(Stored dataset items)
* * * * * * *

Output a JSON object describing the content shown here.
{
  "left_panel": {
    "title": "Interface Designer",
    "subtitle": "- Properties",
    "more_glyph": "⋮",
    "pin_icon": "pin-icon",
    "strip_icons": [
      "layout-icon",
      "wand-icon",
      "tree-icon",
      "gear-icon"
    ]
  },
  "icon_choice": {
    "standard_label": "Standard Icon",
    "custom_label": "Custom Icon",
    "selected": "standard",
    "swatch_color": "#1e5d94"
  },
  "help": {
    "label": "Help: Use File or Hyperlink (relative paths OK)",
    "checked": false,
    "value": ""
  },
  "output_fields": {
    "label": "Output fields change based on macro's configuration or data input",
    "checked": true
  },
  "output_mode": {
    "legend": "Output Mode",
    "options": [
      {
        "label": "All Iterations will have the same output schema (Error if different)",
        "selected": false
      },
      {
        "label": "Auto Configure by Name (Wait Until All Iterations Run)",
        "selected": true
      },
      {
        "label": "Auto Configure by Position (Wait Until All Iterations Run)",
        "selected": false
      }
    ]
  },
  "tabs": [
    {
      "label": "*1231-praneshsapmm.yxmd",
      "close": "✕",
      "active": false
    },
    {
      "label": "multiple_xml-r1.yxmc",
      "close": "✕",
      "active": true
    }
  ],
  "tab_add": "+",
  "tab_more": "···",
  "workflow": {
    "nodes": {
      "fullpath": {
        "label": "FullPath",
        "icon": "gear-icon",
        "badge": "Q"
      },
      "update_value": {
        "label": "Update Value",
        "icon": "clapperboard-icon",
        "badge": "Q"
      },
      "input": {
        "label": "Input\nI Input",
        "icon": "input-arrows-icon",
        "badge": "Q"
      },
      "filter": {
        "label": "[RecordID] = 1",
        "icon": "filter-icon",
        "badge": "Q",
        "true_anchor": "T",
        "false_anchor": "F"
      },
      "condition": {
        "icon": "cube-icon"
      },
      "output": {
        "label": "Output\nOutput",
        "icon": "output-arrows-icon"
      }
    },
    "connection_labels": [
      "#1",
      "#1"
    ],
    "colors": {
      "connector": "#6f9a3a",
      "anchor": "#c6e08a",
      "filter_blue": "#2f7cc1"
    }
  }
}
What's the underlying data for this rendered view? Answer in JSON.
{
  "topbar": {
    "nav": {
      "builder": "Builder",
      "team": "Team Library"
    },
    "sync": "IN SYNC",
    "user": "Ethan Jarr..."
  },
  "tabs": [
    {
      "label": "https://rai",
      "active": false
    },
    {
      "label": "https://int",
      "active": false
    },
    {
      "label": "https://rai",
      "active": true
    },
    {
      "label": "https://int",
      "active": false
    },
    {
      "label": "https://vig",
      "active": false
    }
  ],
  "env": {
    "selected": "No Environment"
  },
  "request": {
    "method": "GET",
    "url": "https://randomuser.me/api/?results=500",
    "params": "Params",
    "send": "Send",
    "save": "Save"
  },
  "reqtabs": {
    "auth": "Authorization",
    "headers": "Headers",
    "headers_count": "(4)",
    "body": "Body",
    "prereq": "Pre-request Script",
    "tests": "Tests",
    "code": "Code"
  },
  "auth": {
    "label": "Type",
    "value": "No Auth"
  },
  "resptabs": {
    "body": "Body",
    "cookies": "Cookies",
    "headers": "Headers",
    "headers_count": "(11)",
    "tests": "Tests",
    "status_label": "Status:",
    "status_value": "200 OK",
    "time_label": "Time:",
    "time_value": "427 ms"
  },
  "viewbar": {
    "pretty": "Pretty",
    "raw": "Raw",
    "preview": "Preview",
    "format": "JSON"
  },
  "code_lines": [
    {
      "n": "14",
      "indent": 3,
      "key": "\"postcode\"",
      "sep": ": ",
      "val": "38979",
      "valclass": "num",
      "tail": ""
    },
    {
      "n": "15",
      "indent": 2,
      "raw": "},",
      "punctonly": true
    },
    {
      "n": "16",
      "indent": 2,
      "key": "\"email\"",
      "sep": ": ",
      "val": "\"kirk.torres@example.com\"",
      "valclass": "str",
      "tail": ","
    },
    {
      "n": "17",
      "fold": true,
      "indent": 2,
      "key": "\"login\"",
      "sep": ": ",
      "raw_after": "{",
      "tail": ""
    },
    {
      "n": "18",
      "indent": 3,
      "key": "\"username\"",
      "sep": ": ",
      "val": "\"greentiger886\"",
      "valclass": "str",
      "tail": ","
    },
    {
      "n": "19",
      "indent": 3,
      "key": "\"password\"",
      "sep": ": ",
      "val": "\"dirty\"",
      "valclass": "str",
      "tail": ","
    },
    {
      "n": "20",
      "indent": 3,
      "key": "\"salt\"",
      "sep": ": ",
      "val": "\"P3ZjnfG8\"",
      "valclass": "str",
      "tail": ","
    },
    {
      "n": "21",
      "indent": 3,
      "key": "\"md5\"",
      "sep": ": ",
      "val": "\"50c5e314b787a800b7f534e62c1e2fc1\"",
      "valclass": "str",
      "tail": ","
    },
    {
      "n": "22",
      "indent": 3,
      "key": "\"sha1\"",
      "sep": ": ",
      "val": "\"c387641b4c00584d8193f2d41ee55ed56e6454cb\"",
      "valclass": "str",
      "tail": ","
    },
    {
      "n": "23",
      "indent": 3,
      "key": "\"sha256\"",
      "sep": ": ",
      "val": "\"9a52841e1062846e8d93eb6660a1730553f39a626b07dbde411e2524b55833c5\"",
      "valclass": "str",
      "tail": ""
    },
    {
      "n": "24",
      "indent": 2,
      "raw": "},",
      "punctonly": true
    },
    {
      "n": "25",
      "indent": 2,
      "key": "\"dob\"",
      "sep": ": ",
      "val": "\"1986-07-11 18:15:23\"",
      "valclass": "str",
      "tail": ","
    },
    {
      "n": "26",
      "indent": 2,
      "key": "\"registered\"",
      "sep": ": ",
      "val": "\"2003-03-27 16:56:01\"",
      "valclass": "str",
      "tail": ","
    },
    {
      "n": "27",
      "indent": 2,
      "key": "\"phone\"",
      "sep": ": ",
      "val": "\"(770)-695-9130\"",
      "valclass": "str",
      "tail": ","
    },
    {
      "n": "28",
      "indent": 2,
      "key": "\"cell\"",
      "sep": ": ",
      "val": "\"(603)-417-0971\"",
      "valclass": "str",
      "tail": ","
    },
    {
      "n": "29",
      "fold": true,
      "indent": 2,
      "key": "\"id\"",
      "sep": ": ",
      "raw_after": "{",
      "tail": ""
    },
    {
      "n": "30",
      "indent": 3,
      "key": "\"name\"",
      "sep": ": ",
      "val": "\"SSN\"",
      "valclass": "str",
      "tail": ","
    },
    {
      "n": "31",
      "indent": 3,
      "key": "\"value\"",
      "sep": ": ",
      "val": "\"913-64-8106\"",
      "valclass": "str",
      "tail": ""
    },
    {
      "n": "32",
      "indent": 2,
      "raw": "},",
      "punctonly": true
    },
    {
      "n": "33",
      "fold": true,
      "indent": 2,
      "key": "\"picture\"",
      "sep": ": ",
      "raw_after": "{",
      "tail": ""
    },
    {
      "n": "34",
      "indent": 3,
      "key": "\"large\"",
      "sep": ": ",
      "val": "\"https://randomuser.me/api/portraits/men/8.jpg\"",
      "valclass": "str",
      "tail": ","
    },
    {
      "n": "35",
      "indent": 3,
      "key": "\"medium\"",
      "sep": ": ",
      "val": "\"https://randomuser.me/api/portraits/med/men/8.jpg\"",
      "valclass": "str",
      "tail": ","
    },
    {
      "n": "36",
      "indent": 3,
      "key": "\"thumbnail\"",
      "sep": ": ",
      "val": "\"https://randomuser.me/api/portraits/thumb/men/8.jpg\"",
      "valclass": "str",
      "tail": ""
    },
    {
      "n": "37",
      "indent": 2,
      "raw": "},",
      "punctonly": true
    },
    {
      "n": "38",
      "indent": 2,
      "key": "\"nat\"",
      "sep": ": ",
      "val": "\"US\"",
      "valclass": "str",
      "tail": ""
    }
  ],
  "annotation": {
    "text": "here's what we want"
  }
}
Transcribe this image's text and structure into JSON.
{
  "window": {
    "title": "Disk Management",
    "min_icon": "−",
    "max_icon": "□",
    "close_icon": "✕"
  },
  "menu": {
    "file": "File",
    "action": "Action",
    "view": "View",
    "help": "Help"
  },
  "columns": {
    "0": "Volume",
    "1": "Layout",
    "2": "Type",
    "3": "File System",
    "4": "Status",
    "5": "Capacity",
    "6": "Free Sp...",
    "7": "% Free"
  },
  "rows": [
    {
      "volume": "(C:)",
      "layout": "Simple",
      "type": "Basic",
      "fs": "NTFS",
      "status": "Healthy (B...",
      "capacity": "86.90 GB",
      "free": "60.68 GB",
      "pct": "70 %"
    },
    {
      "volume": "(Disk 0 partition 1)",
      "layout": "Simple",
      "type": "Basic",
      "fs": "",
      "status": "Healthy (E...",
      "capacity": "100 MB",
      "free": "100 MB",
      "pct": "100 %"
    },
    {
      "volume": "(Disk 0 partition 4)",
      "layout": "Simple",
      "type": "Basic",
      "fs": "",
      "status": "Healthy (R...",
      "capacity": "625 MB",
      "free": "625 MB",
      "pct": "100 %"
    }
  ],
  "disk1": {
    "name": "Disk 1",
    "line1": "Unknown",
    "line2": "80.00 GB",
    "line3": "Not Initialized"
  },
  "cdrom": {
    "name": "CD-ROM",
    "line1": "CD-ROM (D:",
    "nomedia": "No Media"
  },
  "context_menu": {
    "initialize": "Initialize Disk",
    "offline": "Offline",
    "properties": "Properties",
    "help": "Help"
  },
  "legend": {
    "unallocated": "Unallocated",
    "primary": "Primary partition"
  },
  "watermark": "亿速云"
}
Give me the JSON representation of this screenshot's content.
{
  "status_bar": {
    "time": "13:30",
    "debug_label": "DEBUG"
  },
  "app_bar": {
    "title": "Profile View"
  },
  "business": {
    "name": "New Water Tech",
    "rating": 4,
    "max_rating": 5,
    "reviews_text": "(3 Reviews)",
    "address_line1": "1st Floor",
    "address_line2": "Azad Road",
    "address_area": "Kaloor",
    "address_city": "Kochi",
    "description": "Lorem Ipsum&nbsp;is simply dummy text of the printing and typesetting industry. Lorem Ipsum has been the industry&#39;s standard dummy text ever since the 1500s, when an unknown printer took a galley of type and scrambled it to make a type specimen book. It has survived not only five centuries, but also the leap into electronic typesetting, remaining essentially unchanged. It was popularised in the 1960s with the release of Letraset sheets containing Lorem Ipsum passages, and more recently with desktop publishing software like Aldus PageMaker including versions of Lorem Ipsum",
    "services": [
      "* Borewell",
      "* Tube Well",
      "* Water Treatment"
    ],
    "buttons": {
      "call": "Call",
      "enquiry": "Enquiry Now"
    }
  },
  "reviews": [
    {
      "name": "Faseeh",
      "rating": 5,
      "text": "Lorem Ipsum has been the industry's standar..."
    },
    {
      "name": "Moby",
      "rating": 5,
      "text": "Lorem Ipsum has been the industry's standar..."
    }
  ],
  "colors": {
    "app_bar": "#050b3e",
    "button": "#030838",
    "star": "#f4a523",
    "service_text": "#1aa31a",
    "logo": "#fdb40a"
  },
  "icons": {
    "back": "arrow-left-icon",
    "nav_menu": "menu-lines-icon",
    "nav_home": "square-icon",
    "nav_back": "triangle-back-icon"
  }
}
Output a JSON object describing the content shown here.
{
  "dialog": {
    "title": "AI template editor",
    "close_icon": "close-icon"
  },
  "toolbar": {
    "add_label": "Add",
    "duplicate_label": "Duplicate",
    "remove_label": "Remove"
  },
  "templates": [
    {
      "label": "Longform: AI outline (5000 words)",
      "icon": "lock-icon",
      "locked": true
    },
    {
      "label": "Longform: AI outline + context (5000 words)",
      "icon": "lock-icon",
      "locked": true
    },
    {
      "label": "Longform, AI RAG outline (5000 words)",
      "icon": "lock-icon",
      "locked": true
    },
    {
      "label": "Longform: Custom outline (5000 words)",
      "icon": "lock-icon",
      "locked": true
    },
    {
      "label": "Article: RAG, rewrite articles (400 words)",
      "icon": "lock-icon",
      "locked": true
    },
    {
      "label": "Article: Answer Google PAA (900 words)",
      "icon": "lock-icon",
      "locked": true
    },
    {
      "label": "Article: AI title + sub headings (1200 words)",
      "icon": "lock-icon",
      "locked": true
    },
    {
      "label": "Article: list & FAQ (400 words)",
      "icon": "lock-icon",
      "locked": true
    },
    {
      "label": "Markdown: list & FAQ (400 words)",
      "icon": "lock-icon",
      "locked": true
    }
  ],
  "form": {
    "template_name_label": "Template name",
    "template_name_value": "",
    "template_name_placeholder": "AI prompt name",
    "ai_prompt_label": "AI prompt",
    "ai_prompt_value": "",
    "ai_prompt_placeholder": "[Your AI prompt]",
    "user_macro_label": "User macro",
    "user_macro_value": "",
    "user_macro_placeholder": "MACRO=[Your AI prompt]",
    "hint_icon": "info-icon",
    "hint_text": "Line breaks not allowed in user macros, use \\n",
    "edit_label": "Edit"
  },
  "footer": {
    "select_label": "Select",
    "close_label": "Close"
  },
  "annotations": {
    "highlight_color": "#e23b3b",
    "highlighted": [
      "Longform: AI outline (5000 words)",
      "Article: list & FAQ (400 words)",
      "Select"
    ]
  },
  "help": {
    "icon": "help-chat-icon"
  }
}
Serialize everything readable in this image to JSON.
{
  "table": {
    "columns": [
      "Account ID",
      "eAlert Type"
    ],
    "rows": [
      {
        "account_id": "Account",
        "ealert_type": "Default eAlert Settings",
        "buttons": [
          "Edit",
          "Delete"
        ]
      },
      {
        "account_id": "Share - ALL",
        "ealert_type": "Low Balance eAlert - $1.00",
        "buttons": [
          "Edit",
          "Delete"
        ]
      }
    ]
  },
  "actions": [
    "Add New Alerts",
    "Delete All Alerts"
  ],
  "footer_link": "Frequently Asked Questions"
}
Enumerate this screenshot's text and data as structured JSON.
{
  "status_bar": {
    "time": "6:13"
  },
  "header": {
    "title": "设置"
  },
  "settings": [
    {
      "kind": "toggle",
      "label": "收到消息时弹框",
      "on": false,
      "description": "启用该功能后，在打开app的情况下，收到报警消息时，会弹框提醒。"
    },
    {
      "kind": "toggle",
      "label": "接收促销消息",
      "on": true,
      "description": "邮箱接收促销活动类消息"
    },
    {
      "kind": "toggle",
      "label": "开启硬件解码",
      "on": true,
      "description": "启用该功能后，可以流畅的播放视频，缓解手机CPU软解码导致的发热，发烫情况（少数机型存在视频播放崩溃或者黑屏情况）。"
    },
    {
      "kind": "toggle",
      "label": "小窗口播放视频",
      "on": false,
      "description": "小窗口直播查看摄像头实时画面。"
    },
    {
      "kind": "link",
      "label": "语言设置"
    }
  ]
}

* * * * * * *

GOAL OF THE EXERCISE: Find the lines containing "Iterations" and list every one of them.

RESULT FOR THIS EXERCISE:
        "label": "All Iterations will have the same output schema (Error if different)",
        "label": "Auto Configure by Name (Wait Until All Iterations Run)",
        "label": "Auto Configure by Position (Wait Until All Iterations Run)",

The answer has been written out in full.